## SET PROBLEM
Everything from the line holding "Read all visible text" to the end of the listing below should be copied exactly, line for line, minus the pictures.
[Start of EXTRACTED MATERIAL]
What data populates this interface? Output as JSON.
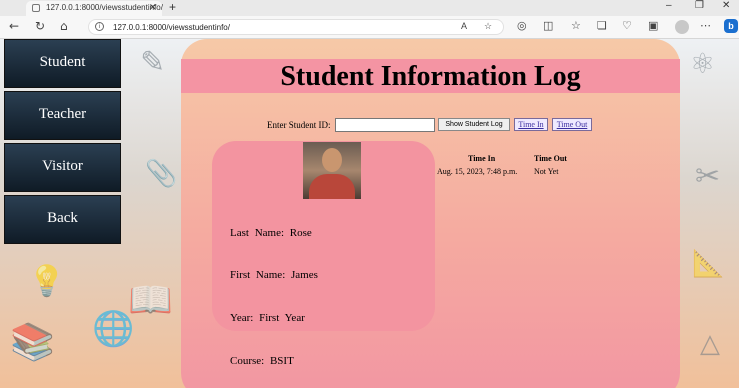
{
  "browser": {
    "tab_title": "127.0.0.1:8000/viewsstudentinfo/",
    "url": "127.0.0.1:8000/viewsstudentinfo/",
    "new_tab": "+",
    "window_minimize": "–",
    "window_restore": "❐",
    "window_close": "✕",
    "bing_label": "b"
  },
  "sidebar": {
    "items": [
      {
        "label": "Student"
      },
      {
        "label": "Teacher"
      },
      {
        "label": "Visitor"
      },
      {
        "label": "Back"
      }
    ]
  },
  "page": {
    "title": "Student Information Log",
    "search": {
      "label": "Enter Student ID:",
      "value": "",
      "button_show": "Show Student Log",
      "button_time_in": "Time In",
      "button_time_out": "Time Out"
    },
    "profile": {
      "last_name": "Last   Name:   Rose",
      "first_name": "First   Name:   James",
      "year": "Year:   First   Year",
      "course": "Course:   BSIT"
    },
    "log": {
      "headers": [
        "Time In",
        "Time Out"
      ],
      "rows": [
        [
          "Aug. 15, 2023, 7:48 p.m.",
          "Not Yet"
        ]
      ]
    }
  },
  "colors": {
    "header_band": "#f494a3",
    "profile_card": "#f394a0",
    "nav_button": "#1a2836"
  }
}
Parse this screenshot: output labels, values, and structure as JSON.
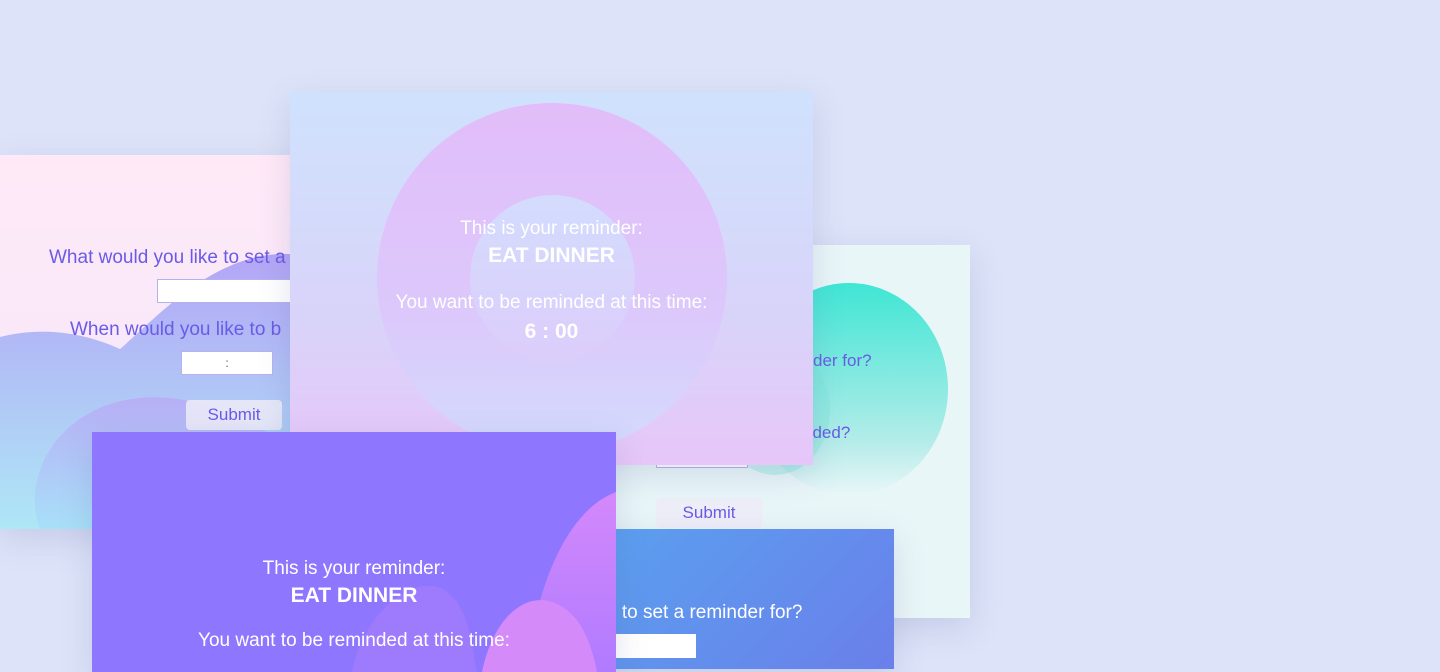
{
  "form_card_left": {
    "question_what": "What would you like to set a",
    "question_when": "When would you like to b",
    "time_placeholder": ":",
    "submit_label": "Submit"
  },
  "form_card_right": {
    "question_what_fragment": "der for?",
    "question_when_fragment": "nded?",
    "submit_label": "Submit"
  },
  "reminder_card_top": {
    "heading": "This is your reminder:",
    "reminder_text": "EAT DINNER",
    "time_heading": "You want to be reminded at this time:",
    "time_value": "6 : 00"
  },
  "reminder_card_bottom": {
    "heading": "This is your reminder:",
    "reminder_text": "EAT DINNER",
    "time_heading": "You want to be reminded at this time:"
  },
  "form_card_blue": {
    "question_what_fragment": "e to set a reminder for?"
  }
}
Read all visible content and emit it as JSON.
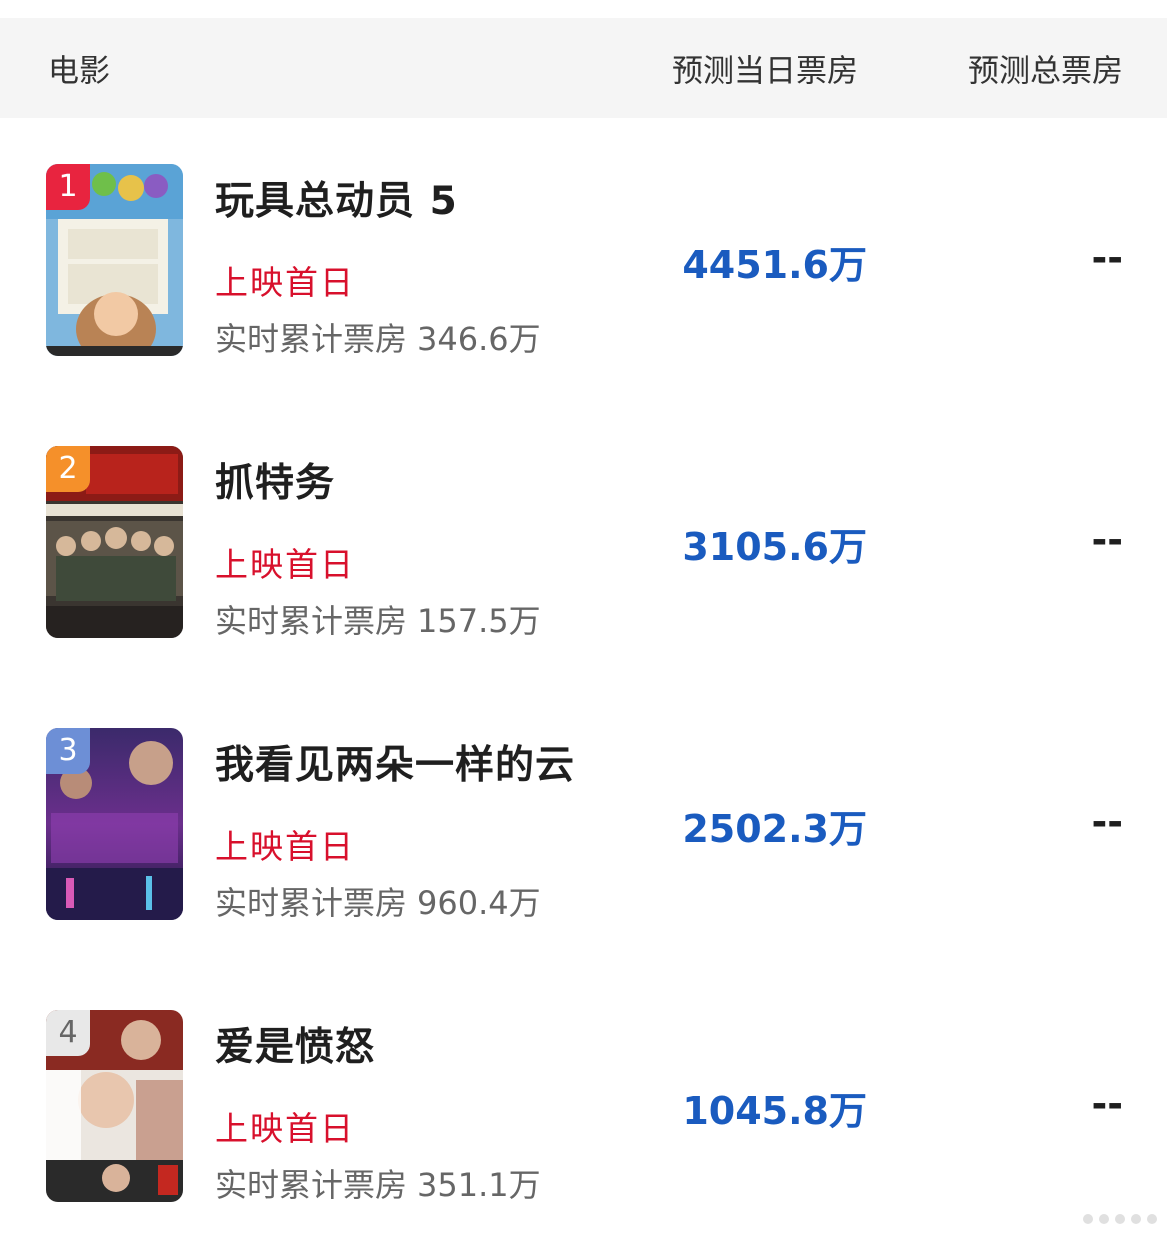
{
  "header": {
    "movie": "电影",
    "today_forecast": "预测当日票房",
    "total_forecast": "预测总票房"
  },
  "colors": {
    "status_red": "#d8102c",
    "forecast_blue": "#1a5bbf",
    "header_bg": "#f5f5f5"
  },
  "movies": [
    {
      "rank": "1",
      "rank_color": "#e8243f",
      "title": "玩具总动员 5",
      "status": "上映首日",
      "cumulative_label": "实时累计票房",
      "cumulative_value": "346.6万",
      "today_forecast": "4451.6万",
      "total_forecast": "--"
    },
    {
      "rank": "2",
      "rank_color": "#f5902a",
      "title": "抓特务",
      "status": "上映首日",
      "cumulative_label": "实时累计票房",
      "cumulative_value": "157.5万",
      "today_forecast": "3105.6万",
      "total_forecast": "--"
    },
    {
      "rank": "3",
      "rank_color": "#6d8fd6",
      "title": "我看见两朵一样的云",
      "status": "上映首日",
      "cumulative_label": "实时累计票房",
      "cumulative_value": "960.4万",
      "today_forecast": "2502.3万",
      "total_forecast": "--"
    },
    {
      "rank": "4",
      "rank_color": "#9a9a9a",
      "title": "爱是愤怒",
      "status": "上映首日",
      "cumulative_label": "实时累计票房",
      "cumulative_value": "351.1万",
      "today_forecast": "1045.8万",
      "total_forecast": "--"
    }
  ]
}
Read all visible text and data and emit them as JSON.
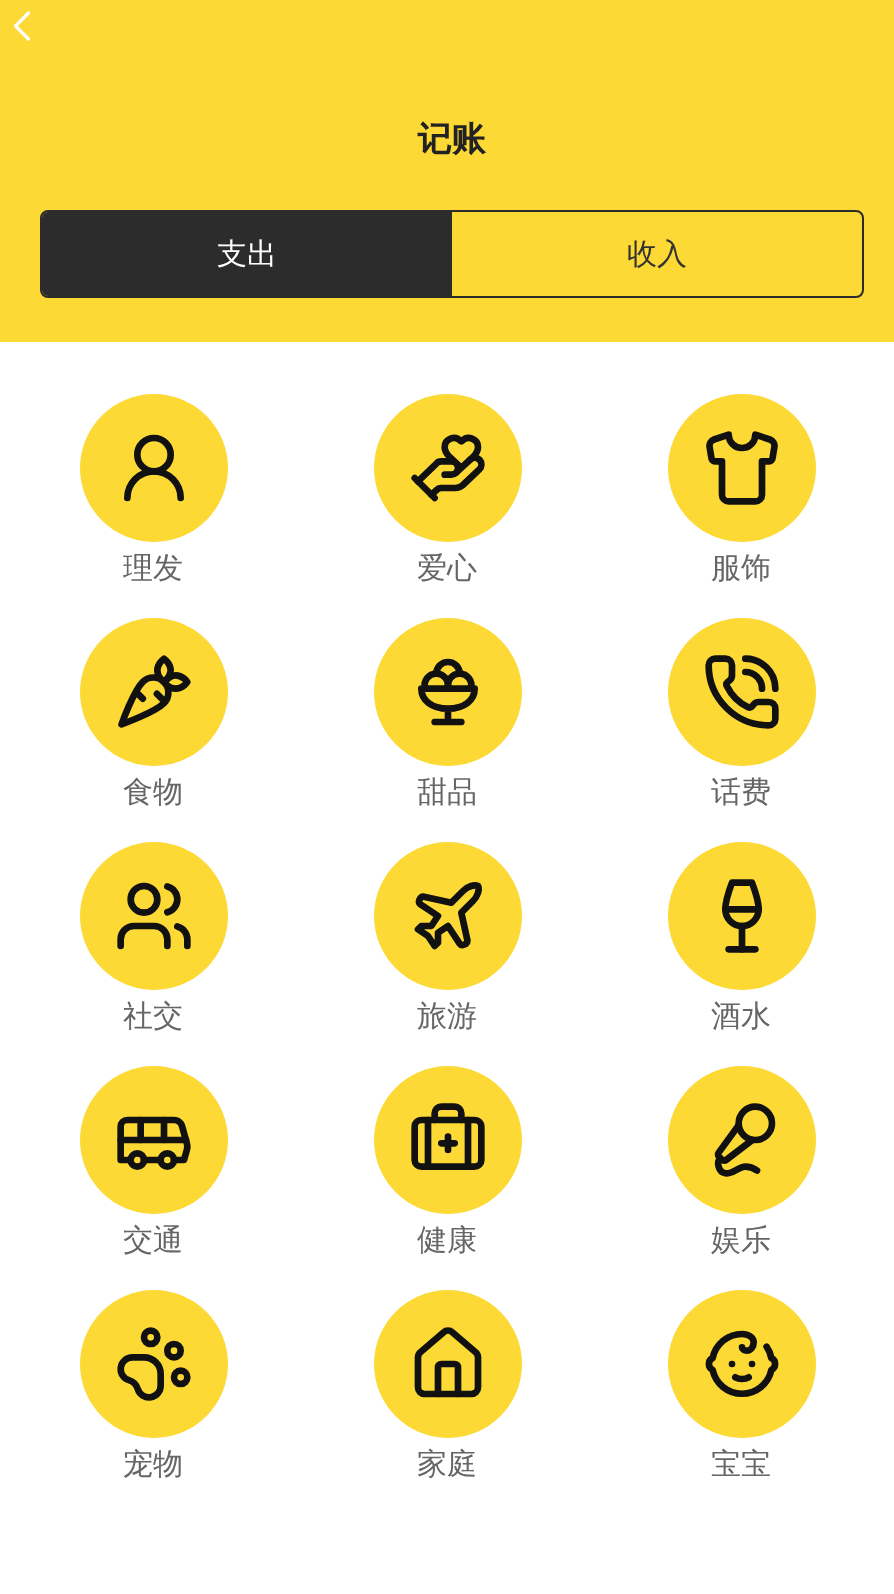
{
  "header": {
    "title": "记账"
  },
  "tabs": [
    {
      "label": "支出",
      "selected": true
    },
    {
      "label": "收入",
      "selected": false
    }
  ],
  "categories": [
    {
      "label": "理发"
    },
    {
      "label": "爱心"
    },
    {
      "label": "服饰"
    },
    {
      "label": "食物"
    },
    {
      "label": "甜品"
    },
    {
      "label": "话费"
    },
    {
      "label": "社交"
    },
    {
      "label": "旅游"
    },
    {
      "label": "酒水"
    },
    {
      "label": "交通"
    },
    {
      "label": "健康"
    },
    {
      "label": "娱乐"
    },
    {
      "label": "宠物"
    },
    {
      "label": "家庭"
    },
    {
      "label": "宝宝"
    }
  ]
}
[End of EXTRACTED MATERIAL]
## SOLUTION BELOW
Read all visible text and data and emit them as JSON.
{
  "header": {
    "title": "记账"
  },
  "tabs": [
    {
      "label": "支出",
      "selected": true
    },
    {
      "label": "收入",
      "selected": false
    }
  ],
  "categories": [
    {
      "label": "理发"
    },
    {
      "label": "爱心"
    },
    {
      "label": "服饰"
    },
    {
      "label": "食物"
    },
    {
      "label": "甜品"
    },
    {
      "label": "话费"
    },
    {
      "label": "社交"
    },
    {
      "label": "旅游"
    },
    {
      "label": "酒水"
    },
    {
      "label": "交通"
    },
    {
      "label": "健康"
    },
    {
      "label": "娱乐"
    },
    {
      "label": "宠物"
    },
    {
      "label": "家庭"
    },
    {
      "label": "宝宝"
    }
  ]
}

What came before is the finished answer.